WORK TO BE COMPLETED -
Determine which lines of the records include the word "from", and copy them.

[Collected data]

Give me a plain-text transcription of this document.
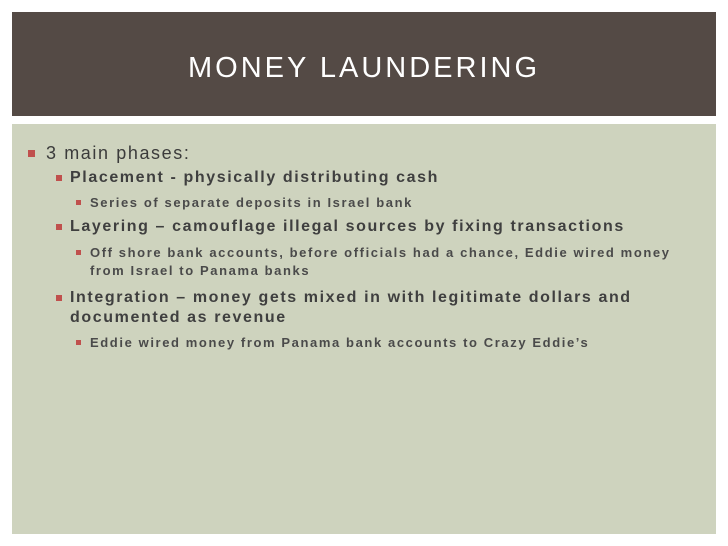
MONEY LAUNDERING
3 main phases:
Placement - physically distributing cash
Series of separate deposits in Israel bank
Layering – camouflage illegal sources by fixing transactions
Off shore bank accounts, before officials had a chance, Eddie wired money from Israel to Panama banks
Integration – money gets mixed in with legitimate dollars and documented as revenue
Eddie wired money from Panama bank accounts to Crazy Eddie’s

---

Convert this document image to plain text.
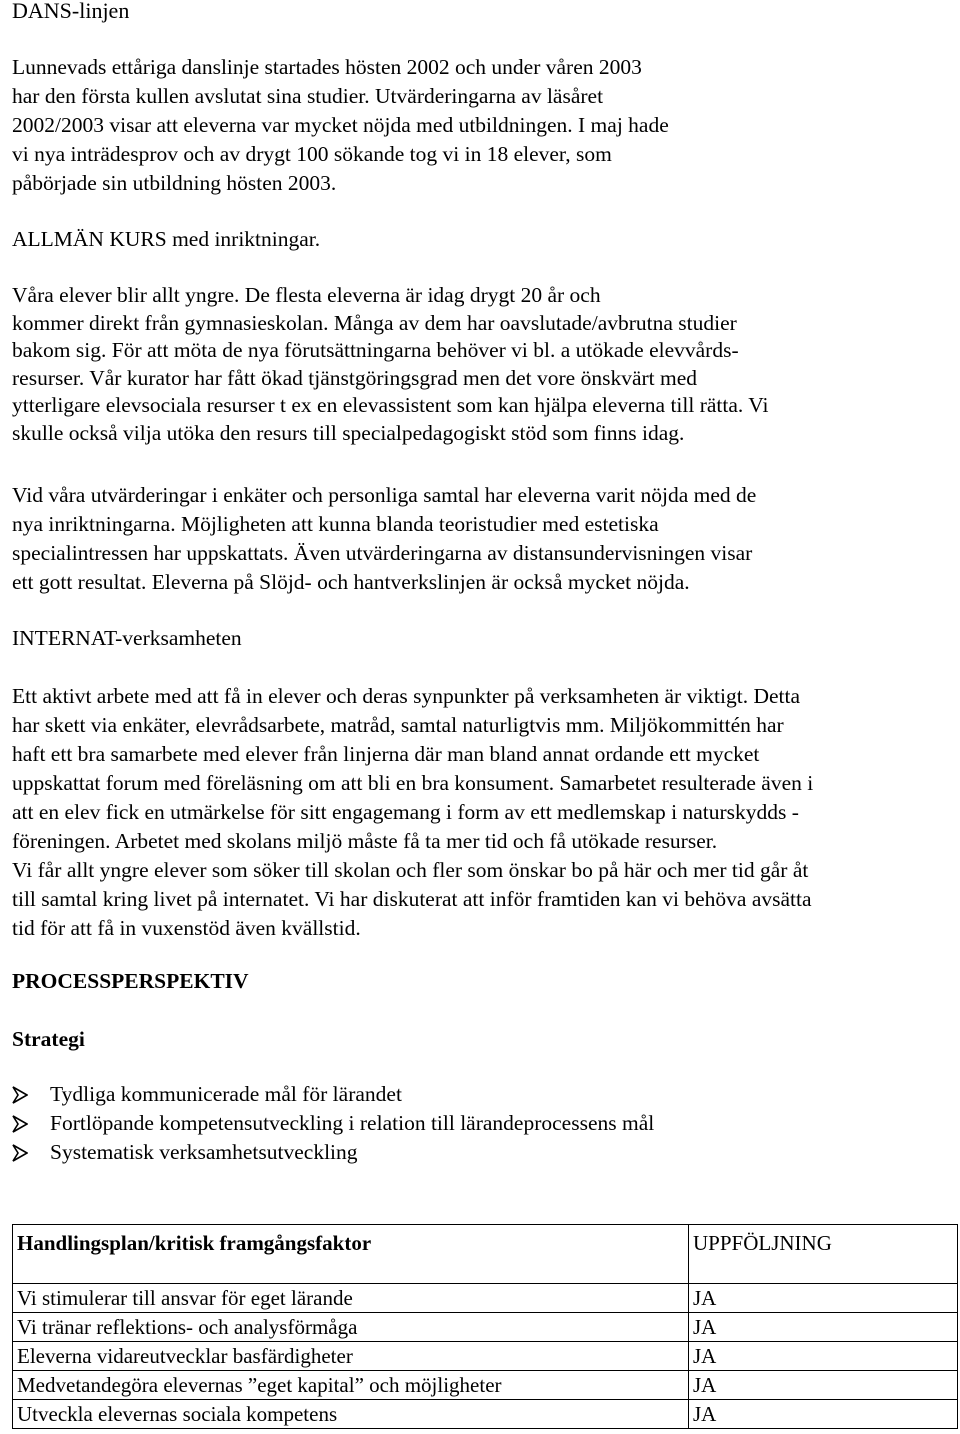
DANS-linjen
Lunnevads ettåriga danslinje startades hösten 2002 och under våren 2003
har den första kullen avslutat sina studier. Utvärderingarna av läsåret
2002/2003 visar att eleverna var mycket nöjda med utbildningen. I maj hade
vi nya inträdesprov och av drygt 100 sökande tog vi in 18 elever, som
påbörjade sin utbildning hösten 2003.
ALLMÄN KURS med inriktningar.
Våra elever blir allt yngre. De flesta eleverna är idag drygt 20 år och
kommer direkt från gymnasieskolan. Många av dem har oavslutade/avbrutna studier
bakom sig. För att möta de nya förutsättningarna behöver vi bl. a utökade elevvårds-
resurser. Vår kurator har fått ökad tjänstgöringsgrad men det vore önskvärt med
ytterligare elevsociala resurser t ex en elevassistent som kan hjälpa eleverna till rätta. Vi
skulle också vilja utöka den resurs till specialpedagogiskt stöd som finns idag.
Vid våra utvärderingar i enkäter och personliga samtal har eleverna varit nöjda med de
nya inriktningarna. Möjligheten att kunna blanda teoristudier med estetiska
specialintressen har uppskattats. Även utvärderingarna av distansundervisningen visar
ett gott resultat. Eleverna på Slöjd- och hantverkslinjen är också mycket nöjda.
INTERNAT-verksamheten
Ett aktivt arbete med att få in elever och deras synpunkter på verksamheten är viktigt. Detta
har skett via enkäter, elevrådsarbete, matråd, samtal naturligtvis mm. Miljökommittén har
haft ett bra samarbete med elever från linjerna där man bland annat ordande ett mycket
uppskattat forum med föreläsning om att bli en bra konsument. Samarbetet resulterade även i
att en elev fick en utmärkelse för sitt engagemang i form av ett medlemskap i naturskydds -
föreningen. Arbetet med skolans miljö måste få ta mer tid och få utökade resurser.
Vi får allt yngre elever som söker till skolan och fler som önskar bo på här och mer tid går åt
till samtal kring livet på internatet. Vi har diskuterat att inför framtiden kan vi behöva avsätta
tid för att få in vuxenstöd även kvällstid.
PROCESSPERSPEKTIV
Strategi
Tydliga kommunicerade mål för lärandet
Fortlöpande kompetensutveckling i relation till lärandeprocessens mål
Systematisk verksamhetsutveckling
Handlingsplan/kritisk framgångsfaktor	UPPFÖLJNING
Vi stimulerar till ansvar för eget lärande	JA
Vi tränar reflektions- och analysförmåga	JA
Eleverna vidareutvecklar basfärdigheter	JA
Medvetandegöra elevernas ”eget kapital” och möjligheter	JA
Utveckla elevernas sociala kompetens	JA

FULL OUTPUT -
Off shore bank accounts, before officials had a chance, Eddie wired money from Israel to Panama banks
Eddie wired money from Panama bank accounts to Crazy Eddie’s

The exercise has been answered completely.